[Texto para leer]

Retractación.

La semana pasada, en una homilía, había tenido duros conceptos contra los legisladores y una controvertida opinión sobre las mujeres

El obispo diocesano, a través de un comunicado distribuido a la prensa, pidió disculpas “a quienes pude haber ofendido y que se sientan agraviados”, por los conceptos que vertió en una homilía que pronunció el 17 del corriente, en la capilla del Señor de la Agonía, en la localidad de Palo Blanco, distrito Fiambalá.

En la oportunidad Monseñor Luis Urbanc se había mostrado crítico con la dirigencia política y  no había dudado en calificar a los legisladores como “calienta sillas”. También había tenido polémicas expresiones contra las mujeres: “Las chicas ahora quieren ser igual que los varones ¡Laburen! Agarren un martillo, una maza, un corta fierro y van a ser iguales que los hombres y no se les va a caer nada”.

En el comunicado difundido hoy, Urbanc señala: “Debido a las repercusiones que causó algún pasaje del contenido de la homilía que pronuncié considero necesario hacer alguna aclaración y pedir disculpas a quienes pude haber ofendido y que se sientan agraviados. Creo importante aclarar que el contexto era el de una celebración religiosa dentro del templo para consagrar su altar y la dedicación del edificio sólo para el culto, a pedido de los feligreses de Palo Blanco. La homilía es una profundización de los textos bíblicos (…) Los que participamos de la celebración nos dejamos interrogar por la Palabra de Dios para examinar nuestra vida, nuestros pensamientos, nuestro compromiso como cristianos. Por tanto, no es un mensaje para los que no están. De manera que, quien no está no podrá interpretar en sus matices lo que se dice, ya que hay tonos de voz, silencios, miradas, gestos y un clima particular que lleva a expresar preguntas para dar una respuesta ante el Señor y ante uno mismo”

[/Texto para leer]
[Muestra de datos]

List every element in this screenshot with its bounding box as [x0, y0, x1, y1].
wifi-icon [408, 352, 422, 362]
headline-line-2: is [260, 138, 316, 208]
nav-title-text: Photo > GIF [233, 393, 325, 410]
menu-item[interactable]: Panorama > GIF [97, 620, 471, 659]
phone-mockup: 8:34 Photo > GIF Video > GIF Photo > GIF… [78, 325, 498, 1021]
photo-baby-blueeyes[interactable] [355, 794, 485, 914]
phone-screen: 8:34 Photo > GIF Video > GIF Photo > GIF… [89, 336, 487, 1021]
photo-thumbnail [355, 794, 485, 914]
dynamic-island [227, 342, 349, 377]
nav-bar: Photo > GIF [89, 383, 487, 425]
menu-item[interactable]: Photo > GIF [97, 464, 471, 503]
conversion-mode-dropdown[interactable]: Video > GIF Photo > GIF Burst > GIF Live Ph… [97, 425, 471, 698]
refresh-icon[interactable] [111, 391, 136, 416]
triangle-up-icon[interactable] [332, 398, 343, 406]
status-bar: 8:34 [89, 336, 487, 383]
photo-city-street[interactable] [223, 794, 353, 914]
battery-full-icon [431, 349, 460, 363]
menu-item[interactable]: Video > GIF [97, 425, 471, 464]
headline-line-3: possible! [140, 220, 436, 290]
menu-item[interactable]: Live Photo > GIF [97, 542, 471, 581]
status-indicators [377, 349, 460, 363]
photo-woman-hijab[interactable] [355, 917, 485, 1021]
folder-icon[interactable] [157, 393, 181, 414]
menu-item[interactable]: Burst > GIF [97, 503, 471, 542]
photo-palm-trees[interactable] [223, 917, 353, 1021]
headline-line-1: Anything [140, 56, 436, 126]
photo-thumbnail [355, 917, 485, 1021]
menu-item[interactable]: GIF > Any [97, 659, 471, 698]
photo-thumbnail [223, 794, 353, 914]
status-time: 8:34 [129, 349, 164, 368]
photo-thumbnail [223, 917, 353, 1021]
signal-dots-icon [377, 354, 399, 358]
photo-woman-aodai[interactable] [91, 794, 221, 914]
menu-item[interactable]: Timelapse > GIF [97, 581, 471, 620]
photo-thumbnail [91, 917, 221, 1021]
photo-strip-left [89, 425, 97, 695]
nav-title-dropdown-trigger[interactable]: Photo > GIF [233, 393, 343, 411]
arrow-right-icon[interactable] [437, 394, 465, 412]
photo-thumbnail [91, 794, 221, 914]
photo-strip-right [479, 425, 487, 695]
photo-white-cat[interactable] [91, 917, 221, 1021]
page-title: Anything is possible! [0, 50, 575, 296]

[/Muestra de datos]

- **Comprueba tu comprensión**
• A. Según la nota sobre la retractación del obispo, ¿en qué localidad y capilla pronunció la homilía?
• B. Resume en dos oraciones la nota sobre la retractación del obispo.
• C. Prosigue la nota sobre la retractación del obispo a partir de su última oración.
Las filas provienen de una fuente distinta a la del texto.

- **Respuestas por tarea**
• A. En la capilla del Señor de la Agonía, en la localidad de Palo Blanco, distrito Fiambalá.

• B. El obispo diocesano Luis Urbanc pidió disculpas en un comunicado por los conceptos de una homilía del 17 del corriente en Palo Blanco, donde había llamado "calienta sillas" a los legisladores y tuvo polémicas expresiones contra las mujeres. En el comunicado aclaró que la homilía formó parte de una celebración religiosa para consagrar el altar del templo y que no era un mensaje para quienes no estaban presentes.

• C.
“Si hubo palabras fuera de lugar, pido perdón. Igualmente, en el mismo contexto hice alusión, con cierto ardor, a los legisladores como ideas para concretar con alguna legislación. También les pido disculpas. Además, quiero dejar en claro que en casa me inculcaron un gran respeto por la mujer como ciudadana, esposa y madre, desde la fe. ¡Cuánto me enseñaron a amar y a acudir a la protección de la Virgen María, la esposa de San José y la mujer elegida por Dios para ser la Madre de su Hijo Encarnado! Y así procuro hacerlo. Tengo una gran admiración por mis maestras, profesoras, catequistas, etc., quienes me ayudaron a valorar lo femenino en la vida humana. ¡Cómo no apreciarlas, si el 90 % de las colaboradoras en la vida eclesial son ellas, que con su sencillez, generosidad y abnegación sostienen la fe y la trasmiten a las futuras generaciones! Por eso, si alguna mujer se sintió agraviada le pido humildemente perdón. En fin, con este escrito, que es muy distinto a cuando uno habla espontáneamente, y en el que nos puede traicionar la vehemencia, quiero dejar aclarado lo que pienso, y ponerme siempre al servicio de la armonía, el diálogo, el respeto por las diferencias y la amistad social”, finalizó.